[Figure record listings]
=====
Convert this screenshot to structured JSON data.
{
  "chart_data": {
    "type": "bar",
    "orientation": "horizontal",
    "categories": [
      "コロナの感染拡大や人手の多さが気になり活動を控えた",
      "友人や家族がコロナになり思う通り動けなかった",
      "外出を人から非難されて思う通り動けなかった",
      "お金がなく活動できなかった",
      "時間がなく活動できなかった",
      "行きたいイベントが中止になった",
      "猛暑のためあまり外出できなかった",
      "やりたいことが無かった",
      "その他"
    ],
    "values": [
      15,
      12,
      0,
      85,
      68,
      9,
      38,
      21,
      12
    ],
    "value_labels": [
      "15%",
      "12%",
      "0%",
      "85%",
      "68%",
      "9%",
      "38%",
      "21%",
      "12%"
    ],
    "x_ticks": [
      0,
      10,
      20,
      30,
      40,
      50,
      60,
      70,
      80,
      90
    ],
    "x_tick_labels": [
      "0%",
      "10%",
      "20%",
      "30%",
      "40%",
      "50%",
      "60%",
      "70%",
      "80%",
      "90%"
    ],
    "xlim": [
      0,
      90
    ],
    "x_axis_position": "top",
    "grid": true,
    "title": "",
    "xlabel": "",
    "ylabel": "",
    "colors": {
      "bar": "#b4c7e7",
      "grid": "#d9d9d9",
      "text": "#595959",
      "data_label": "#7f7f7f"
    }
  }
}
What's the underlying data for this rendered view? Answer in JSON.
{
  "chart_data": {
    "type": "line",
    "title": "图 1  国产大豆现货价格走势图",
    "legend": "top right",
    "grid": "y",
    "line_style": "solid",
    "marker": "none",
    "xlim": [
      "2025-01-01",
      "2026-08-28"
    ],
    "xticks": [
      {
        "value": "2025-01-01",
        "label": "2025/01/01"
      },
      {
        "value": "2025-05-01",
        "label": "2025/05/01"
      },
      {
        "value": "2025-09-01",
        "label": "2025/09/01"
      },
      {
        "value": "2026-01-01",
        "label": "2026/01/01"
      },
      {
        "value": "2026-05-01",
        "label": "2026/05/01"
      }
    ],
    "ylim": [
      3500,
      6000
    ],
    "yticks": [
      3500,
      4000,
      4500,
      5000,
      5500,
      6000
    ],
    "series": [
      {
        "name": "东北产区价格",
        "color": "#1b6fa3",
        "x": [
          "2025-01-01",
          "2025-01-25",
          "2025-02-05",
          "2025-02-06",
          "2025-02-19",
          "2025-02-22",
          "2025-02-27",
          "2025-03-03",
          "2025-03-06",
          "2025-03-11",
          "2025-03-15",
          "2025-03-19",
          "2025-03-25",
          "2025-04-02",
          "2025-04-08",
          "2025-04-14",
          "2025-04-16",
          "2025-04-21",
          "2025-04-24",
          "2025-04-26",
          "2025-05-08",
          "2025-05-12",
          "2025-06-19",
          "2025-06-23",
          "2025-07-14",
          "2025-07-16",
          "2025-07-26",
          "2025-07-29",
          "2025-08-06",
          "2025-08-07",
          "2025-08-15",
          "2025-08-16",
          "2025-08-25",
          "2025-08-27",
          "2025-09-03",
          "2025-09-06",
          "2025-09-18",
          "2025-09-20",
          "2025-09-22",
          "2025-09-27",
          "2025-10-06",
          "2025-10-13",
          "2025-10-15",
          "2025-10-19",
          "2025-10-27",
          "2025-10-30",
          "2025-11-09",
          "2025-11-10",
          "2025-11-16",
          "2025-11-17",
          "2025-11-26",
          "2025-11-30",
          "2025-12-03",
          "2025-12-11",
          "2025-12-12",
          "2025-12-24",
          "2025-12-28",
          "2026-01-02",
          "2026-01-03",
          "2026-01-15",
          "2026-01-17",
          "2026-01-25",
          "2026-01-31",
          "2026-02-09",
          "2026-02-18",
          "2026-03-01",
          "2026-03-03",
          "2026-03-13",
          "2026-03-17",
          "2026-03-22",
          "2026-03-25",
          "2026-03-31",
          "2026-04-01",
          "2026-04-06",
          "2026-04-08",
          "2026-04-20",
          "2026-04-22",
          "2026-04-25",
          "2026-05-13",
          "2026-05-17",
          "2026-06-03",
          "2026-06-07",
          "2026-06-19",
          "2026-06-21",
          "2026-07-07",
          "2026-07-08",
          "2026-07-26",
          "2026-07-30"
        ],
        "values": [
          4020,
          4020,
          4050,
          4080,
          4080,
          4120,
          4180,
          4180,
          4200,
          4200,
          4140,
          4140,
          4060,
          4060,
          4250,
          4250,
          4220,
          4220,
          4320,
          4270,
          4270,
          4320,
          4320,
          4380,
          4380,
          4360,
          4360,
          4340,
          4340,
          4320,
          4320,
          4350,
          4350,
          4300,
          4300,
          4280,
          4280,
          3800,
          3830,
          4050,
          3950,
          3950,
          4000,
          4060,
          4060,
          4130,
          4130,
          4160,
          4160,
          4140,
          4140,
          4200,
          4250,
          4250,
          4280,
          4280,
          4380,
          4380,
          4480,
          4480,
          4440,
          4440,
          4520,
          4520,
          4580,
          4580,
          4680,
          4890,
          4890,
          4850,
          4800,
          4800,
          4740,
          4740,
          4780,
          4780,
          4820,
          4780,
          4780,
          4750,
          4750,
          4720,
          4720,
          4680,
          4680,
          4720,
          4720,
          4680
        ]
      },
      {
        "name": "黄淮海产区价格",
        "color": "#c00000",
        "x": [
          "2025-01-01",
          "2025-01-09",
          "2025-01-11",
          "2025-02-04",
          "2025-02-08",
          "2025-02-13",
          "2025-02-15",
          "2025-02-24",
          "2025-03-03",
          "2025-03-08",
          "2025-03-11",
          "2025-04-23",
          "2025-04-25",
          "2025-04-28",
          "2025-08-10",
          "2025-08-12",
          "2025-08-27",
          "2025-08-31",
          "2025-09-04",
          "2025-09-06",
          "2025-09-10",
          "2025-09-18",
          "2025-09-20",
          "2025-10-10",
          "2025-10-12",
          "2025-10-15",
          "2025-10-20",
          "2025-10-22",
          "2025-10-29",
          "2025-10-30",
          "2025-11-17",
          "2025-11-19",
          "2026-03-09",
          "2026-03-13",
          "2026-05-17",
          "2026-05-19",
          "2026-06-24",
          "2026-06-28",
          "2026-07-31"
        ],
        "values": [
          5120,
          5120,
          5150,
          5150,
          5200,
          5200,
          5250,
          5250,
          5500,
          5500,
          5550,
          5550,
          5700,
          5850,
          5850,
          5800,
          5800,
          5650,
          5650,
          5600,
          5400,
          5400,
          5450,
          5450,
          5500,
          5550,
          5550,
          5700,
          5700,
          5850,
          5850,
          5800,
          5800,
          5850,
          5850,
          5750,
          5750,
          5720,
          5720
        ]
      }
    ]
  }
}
=====
■ Task to carry out:
Give the records above again, word for word.

■ Output of the exercise:
Convert this screenshot to structured JSON data.
{
  "chart_data": {
    "type": "bar",
    "orientation": "horizontal",
    "categories": [
      "コロナの感染拡大や人手の多さが気になり活動を控えた",
      "友人や家族がコロナになり思う通り動けなかった",
      "外出を人から非難されて思う通り動けなかった",
      "お金がなく活動できなかった",
      "時間がなく活動できなかった",
      "行きたいイベントが中止になった",
      "猛暑のためあまり外出できなかった",
      "やりたいことが無かった",
      "その他"
    ],
    "values": [
      15,
      12,
      0,
      85,
      68,
      9,
      38,
      21,
      12
    ],
    "value_labels": [
      "15%",
      "12%",
      "0%",
      "85%",
      "68%",
      "9%",
      "38%",
      "21%",
      "12%"
    ],
    "x_ticks": [
      0,
      10,
      20,
      30,
      40,
      50,
      60,
      70,
      80,
      90
    ],
    "x_tick_labels": [
      "0%",
      "10%",
      "20%",
      "30%",
      "40%",
      "50%",
      "60%",
      "70%",
      "80%",
      "90%"
    ],
    "xlim": [
      0,
      90
    ],
    "x_axis_position": "top",
    "grid": true,
    "title": "",
    "xlabel": "",
    "ylabel": "",
    "colors": {
      "bar": "#b4c7e7",
      "grid": "#d9d9d9",
      "text": "#595959",
      "data_label": "#7f7f7f"
    }
  }
}
What's the underlying data for this rendered view? Answer in JSON.
{
  "chart_data": {
    "type": "line",
    "title": "图 1  国产大豆现货价格走势图",
    "legend": "top right",
    "grid": "y",
    "line_style": "solid",
    "marker": "none",
    "xlim": [
      "2025-01-01",
      "2026-08-28"
    ],
    "xticks": [
      {
        "value": "2025-01-01",
        "label": "2025/01/01"
      },
      {
        "value": "2025-05-01",
        "label": "2025/05/01"
      },
      {
        "value": "2025-09-01",
        "label": "2025/09/01"
      },
      {
        "value": "2026-01-01",
        "label": "2026/01/01"
      },
      {
        "value": "2026-05-01",
        "label": "2026/05/01"
      }
    ],
    "ylim": [
      3500,
      6000
    ],
    "yticks": [
      3500,
      4000,
      4500,
      5000,
      5500,
      6000
    ],
    "series": [
      {
        "name": "东北产区价格",
        "color": "#1b6fa3",
        "x": [
          "2025-01-01",
          "2025-01-25",
          "2025-02-05",
          "2025-02-06",
          "2025-02-19",
          "2025-02-22",
          "2025-02-27",
          "2025-03-03",
          "2025-03-06",
          "2025-03-11",
          "2025-03-15",
          "2025-03-19",
          "2025-03-25",
          "2025-04-02",
          "2025-04-08",
          "2025-04-14",
          "2025-04-16",
          "2025-04-21",
          "2025-04-24",
          "2025-04-26",
          "2025-05-08",
          "2025-05-12",
          "2025-06-19",
          "2025-06-23",
          "2025-07-14",
          "2025-07-16",
          "2025-07-26",
          "2025-07-29",
          "2025-08-06",
          "2025-08-07",
          "2025-08-15",
          "2025-08-16",
          "2025-08-25",
          "2025-08-27",
          "2025-09-03",
          "2025-09-06",
          "2025-09-18",
          "2025-09-20",
          "2025-09-22",
          "2025-09-27",
          "2025-10-06",
          "2025-10-13",
          "2025-10-15",
          "2025-10-19",
          "2025-10-27",
          "2025-10-30",
          "2025-11-09",
          "2025-11-10",
          "2025-11-16",
          "2025-11-17",
          "2025-11-26",
          "2025-11-30",
          "2025-12-03",
          "2025-12-11",
          "2025-12-12",
          "2025-12-24",
          "2025-12-28",
          "2026-01-02",
          "2026-01-03",
          "2026-01-15",
          "2026-01-17",
          "2026-01-25",
          "2026-01-31",
          "2026-02-09",
          "2026-02-18",
          "2026-03-01",
          "2026-03-03",
          "2026-03-13",
          "2026-03-17",
          "2026-03-22",
          "2026-03-25",
          "2026-03-31",
          "2026-04-01",
          "2026-04-06",
          "2026-04-08",
          "2026-04-20",
          "2026-04-22",
          "2026-04-25",
          "2026-05-13",
          "2026-05-17",
          "2026-06-03",
          "2026-06-07",
          "2026-06-19",
          "2026-06-21",
          "2026-07-07",
          "2026-07-08",
          "2026-07-26",
          "2026-07-30"
        ],
        "values": [
          4020,
          4020,
          4050,
          4080,
          4080,
          4120,
          4180,
          4180,
          4200,
          4200,
          4140,
          4140,
          4060,
          4060,
          4250,
          4250,
          4220,
          4220,
          4320,
          4270,
          4270,
          4320,
          4320,
          4380,
          4380,
          4360,
          4360,
          4340,
          4340,
          4320,
          4320,
          4350,
          4350,
          4300,
          4300,
          4280,
          4280,
          3800,
          3830,
          4050,
          3950,
          3950,
          4000,
          4060,
          4060,
          4130,
          4130,
          4160,
          4160,
          4140,
          4140,
          4200,
          4250,
          4250,
          4280,
          4280,
          4380,
          4380,
          4480,
          4480,
          4440,
          4440,
          4520,
          4520,
          4580,
          4580,
          4680,
          4890,
          4890,
          4850,
          4800,
          4800,
          4740,
          4740,
          4780,
          4780,
          4820,
          4780,
          4780,
          4750,
          4750,
          4720,
          4720,
          4680,
          4680,
          4720,
          4720,
          4680
        ]
      },
      {
        "name": "黄淮海产区价格",
        "color": "#c00000",
        "x": [
          "2025-01-01",
          "2025-01-09",
          "2025-01-11",
          "2025-02-04",
          "2025-02-08",
          "2025-02-13",
          "2025-02-15",
          "2025-02-24",
          "2025-03-03",
          "2025-03-08",
          "2025-03-11",
          "2025-04-23",
          "2025-04-25",
          "2025-04-28",
          "2025-08-10",
          "2025-08-12",
          "2025-08-27",
          "2025-08-31",
          "2025-09-04",
          "2025-09-06",
          "2025-09-10",
          "2025-09-18",
          "2025-09-20",
          "2025-10-10",
          "2025-10-12",
          "2025-10-15",
          "2025-10-20",
          "2025-10-22",
          "2025-10-29",
          "2025-10-30",
          "2025-11-17",
          "2025-11-19",
          "2026-03-09",
          "2026-03-13",
          "2026-05-17",
          "2026-05-19",
          "2026-06-24",
          "2026-06-28",
          "2026-07-31"
        ],
        "values": [
          5120,
          5120,
          5150,
          5150,
          5200,
          5200,
          5250,
          5250,
          5500,
          5500,
          5550,
          5550,
          5700,
          5850,
          5850,
          5800,
          5800,
          5650,
          5650,
          5600,
          5400,
          5400,
          5450,
          5450,
          5500,
          5550,
          5550,
          5700,
          5700,
          5850,
          5850,
          5800,
          5800,
          5850,
          5850,
          5750,
          5750,
          5720,
          5720
        ]
      }
    ]
  }
}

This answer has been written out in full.